***** Passage to read *****

/clouseau

Expose Lucene features as an erlang-like node

Primary LanguageScalaApache License 2.0Apache-2.0

clouseau

Expose Lucene features to erlang RPC.

Configuration options

This guide explains the various clouseau configuration options available, and how to use them to tune clouseau performance and scalability. There are two categories of clouseau options, first category is about tuning the JVM (ex: Xmx) and other category of options that go into clouseau.ini.

Clouseau configuration options (as determined by the relevant role in chef-repo) are stored in /opt/clouseau/etc/clouseau.ini and some options (about JVM tuning) go into the command used to start and stop clouseau.

Example clouseau configuration options in clouseau.ini:

[clouseau]
max_indexes_open=15000
close_if_idle=true
idle_check_interval_secs=600

Changing the clouseau options

In order to change the clouseau config, an operator must edit the role (corresponding to the cluster) in the chef-repo. And push the changes to chef, follow these guides to apply the changes made in chef repo:

chef-workflow

knife configuration

Example role file (showed only the clouseau section) which resulted in the configuration mentioned in the above section:

"clouseau": {
      "close_if_idle": true,
      "idle_check_interval_secs": 600,
      "min_memory": "12G",
      "max_memory": "15G",
      "max_indexes_open": 15000
    }

Deep dive into clouseau options

Tweaking these clouseau options, by updating role file corresponding to the cluster, would enable us to handle the various work load scenarios and allow us to better utilize the available hardware resources. In the following sections, will go over these options and explain the significance of each one of them and provide some guidelines on how to tune them.

max_memory

As you know, clouseau's run time is Java and max_memory option allows us to tune the maximum heap size for the JVM. By default this is set to 2GB and is recommended to tune it based on the the work load. The amount of heap usage depends on the number of active (opened) search indices and also the search load (sorting etc). The amount of heap required usually correlates with the max_indexes_open settings, so if we want to have higher number of indices opened then we need higher value set for max_memory.

The recommendation is to keep max_memory to maximum of one third of the available memory and to never allocate more than 50% of the total available memory. So if the nodes on cluster have 30GB of memory available, then limit max_memory setting to 10GB and if that's not enough and the user workload still requires more memory then we may increase it to 15GB (50% of available). But be cautious when going over the one third of the available memory as it could result in less memory available for erlang runtime and the OS.

***** Source excerpt *****

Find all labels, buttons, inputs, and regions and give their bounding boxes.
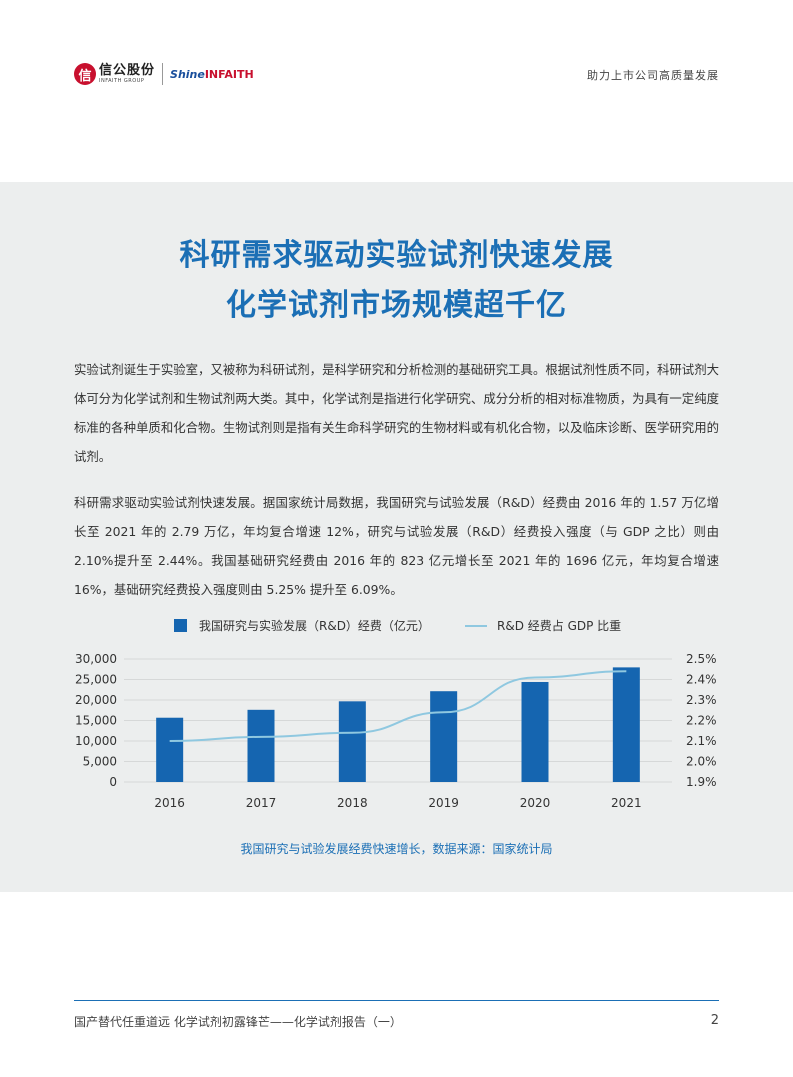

*****

- **Objective 1**: From the clouseau guide above, list each option set in the example role file, together with its value.
- **Objective 2**: Pick up the clouseau guide above at the point where it stops and continue writing it.

- **Written response 1**:
close_if_idle: true
idle_check_interval_secs: 600
min_memory: 12G
max_memory: 15G
max_indexes_open: 15000

- **Written response 2**:
min_memory

This setting is optional and is recommended to set in the cases of higher maximum heap size (> 8GB). And if set, keep it at 80% of max_memory and can't be more than max_memory. This option allows the JVM to set initial memory when the JVM started (clouseau start) to avoid dynamic heap resizing and lags.

max_indexes_open

This option allows to specify the maximum number indices opened at a given point of time. As clouseau uses Lucene, and each index opened by lucene has an overhead (mainly heap), and if we don't close the indices then the JVM will run out of memory and hence this option to limit the number of opened indices. By default this is set to 200, and for many large deployments where the customers have many active indices, we had to significantly increase this number(in the above example it's set to 15000). Once we reach this limit then clouseau will close the oldest index (in terms of when its opened).

close_if_idle && idle_check_interval_secs

These options allows us to close the search indices if there is no activity within a specified interval. As mentioned in the above section about the max_indexes_open, when number of indices opened reaches the max_indexes_open limit then clouseau will close the index that was opened first even if there is an activity on that index. This was leading to errors and hence added this option to close the idle indices first. Basically we will close the idle indices so that we can avoid reaching the limit specified in max_indexes_open. So that we will close the idle indices first and if we still reach the limit then clouseau will close the oldest index (based on the open time).

If close_if_idle is set to true, then it will start monitoring the activity of the indices and will close the index if there is no activity in two consecutive idle check intervals. By default the idle_check_interval_secs is 300 seconds (5 minutes) and can be overridden by specifying the idle_check_interval_secs. In the example configuration specified in the above section, this was set to 600 seconds, which will close the index if there is no activity for anywhere between 601 to 1200 seconds.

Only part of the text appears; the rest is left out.